▸ **TASK BRIEF**
Print all entries precisely as they are written.
━━━
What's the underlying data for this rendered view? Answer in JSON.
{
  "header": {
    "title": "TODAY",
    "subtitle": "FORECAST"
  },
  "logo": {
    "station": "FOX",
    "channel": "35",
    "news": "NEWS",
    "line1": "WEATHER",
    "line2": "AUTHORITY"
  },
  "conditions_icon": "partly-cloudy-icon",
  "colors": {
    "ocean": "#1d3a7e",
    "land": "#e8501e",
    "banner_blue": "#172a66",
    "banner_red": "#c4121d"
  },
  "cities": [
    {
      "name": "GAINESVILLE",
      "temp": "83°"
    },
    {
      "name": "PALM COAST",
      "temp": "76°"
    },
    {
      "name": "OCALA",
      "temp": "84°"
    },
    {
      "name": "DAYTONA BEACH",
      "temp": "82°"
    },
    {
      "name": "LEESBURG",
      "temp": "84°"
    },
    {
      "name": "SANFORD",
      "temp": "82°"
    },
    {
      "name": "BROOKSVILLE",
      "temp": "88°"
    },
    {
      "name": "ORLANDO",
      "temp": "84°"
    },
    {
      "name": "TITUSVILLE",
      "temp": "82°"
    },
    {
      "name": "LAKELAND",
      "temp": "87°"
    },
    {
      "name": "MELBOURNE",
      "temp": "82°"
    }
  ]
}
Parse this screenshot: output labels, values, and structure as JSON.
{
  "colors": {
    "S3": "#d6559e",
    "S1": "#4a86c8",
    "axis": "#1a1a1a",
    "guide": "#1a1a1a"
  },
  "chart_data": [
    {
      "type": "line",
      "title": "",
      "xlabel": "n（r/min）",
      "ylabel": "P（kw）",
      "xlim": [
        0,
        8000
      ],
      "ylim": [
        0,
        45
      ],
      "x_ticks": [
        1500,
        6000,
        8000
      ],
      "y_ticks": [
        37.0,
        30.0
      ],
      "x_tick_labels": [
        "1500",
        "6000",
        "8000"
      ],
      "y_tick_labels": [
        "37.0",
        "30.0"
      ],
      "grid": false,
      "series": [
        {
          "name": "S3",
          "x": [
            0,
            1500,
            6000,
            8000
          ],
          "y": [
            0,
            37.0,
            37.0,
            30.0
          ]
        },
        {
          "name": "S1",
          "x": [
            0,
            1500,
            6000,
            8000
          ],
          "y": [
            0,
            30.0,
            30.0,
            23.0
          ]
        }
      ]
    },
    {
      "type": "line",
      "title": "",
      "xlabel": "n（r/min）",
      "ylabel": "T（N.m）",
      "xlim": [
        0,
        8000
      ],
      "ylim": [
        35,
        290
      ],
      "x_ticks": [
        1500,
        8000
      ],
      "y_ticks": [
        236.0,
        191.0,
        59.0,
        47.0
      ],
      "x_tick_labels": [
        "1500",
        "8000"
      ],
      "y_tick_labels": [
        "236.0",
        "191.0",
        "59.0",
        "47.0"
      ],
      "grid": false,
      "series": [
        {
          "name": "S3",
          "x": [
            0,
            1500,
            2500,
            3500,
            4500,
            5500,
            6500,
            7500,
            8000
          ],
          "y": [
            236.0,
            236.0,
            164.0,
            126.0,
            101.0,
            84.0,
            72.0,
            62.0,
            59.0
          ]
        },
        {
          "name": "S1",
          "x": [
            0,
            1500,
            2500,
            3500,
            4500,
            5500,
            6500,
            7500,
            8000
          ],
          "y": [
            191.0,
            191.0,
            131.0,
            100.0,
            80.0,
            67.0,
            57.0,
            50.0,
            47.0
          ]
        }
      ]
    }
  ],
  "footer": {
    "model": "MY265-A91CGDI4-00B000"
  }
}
━━━
▸ **TASK RESPONSE**
What's the underlying data for this rendered view? Answer in JSON.
{
  "header": {
    "title": "TODAY",
    "subtitle": "FORECAST"
  },
  "logo": {
    "station": "FOX",
    "channel": "35",
    "news": "NEWS",
    "line1": "WEATHER",
    "line2": "AUTHORITY"
  },
  "conditions_icon": "partly-cloudy-icon",
  "colors": {
    "ocean": "#1d3a7e",
    "land": "#e8501e",
    "banner_blue": "#172a66",
    "banner_red": "#c4121d"
  },
  "cities": [
    {
      "name": "GAINESVILLE",
      "temp": "83°"
    },
    {
      "name": "PALM COAST",
      "temp": "76°"
    },
    {
      "name": "OCALA",
      "temp": "84°"
    },
    {
      "name": "DAYTONA BEACH",
      "temp": "82°"
    },
    {
      "name": "LEESBURG",
      "temp": "84°"
    },
    {
      "name": "SANFORD",
      "temp": "82°"
    },
    {
      "name": "BROOKSVILLE",
      "temp": "88°"
    },
    {
      "name": "ORLANDO",
      "temp": "84°"
    },
    {
      "name": "TITUSVILLE",
      "temp": "82°"
    },
    {
      "name": "LAKELAND",
      "temp": "87°"
    },
    {
      "name": "MELBOURNE",
      "temp": "82°"
    }
  ]
}
Parse this screenshot: output labels, values, and structure as JSON.
{
  "colors": {
    "S3": "#d6559e",
    "S1": "#4a86c8",
    "axis": "#1a1a1a",
    "guide": "#1a1a1a"
  },
  "chart_data": [
    {
      "type": "line",
      "title": "",
      "xlabel": "n（r/min）",
      "ylabel": "P（kw）",
      "xlim": [
        0,
        8000
      ],
      "ylim": [
        0,
        45
      ],
      "x_ticks": [
        1500,
        6000,
        8000
      ],
      "y_ticks": [
        37.0,
        30.0
      ],
      "x_tick_labels": [
        "1500",
        "6000",
        "8000"
      ],
      "y_tick_labels": [
        "37.0",
        "30.0"
      ],
      "grid": false,
      "series": [
        {
          "name": "S3",
          "x": [
            0,
            1500,
            6000,
            8000
          ],
          "y": [
            0,
            37.0,
            37.0,
            30.0
          ]
        },
        {
          "name": "S1",
          "x": [
            0,
            1500,
            6000,
            8000
          ],
          "y": [
            0,
            30.0,
            30.0,
            23.0
          ]
        }
      ]
    },
    {
      "type": "line",
      "title": "",
      "xlabel": "n（r/min）",
      "ylabel": "T（N.m）",
      "xlim": [
        0,
        8000
      ],
      "ylim": [
        35,
        290
      ],
      "x_ticks": [
        1500,
        8000
      ],
      "y_ticks": [
        236.0,
        191.0,
        59.0,
        47.0
      ],
      "x_tick_labels": [
        "1500",
        "8000"
      ],
      "y_tick_labels": [
        "236.0",
        "191.0",
        "59.0",
        "47.0"
      ],
      "grid": false,
      "series": [
        {
          "name": "S3",
          "x": [
            0,
            1500,
            2500,
            3500,
            4500,
            5500,
            6500,
            7500,
            8000
          ],
          "y": [
            236.0,
            236.0,
            164.0,
            126.0,
            101.0,
            84.0,
            72.0,
            62.0,
            59.0
          ]
        },
        {
          "name": "S1",
          "x": [
            0,
            1500,
            2500,
            3500,
            4500,
            5500,
            6500,
            7500,
            8000
          ],
          "y": [
            191.0,
            191.0,
            131.0,
            100.0,
            80.0,
            67.0,
            57.0,
            50.0,
            47.0
          ]
        }
      ]
    }
  ],
  "footer": {
    "model": "MY265-A91CGDI4-00B000"
  }
}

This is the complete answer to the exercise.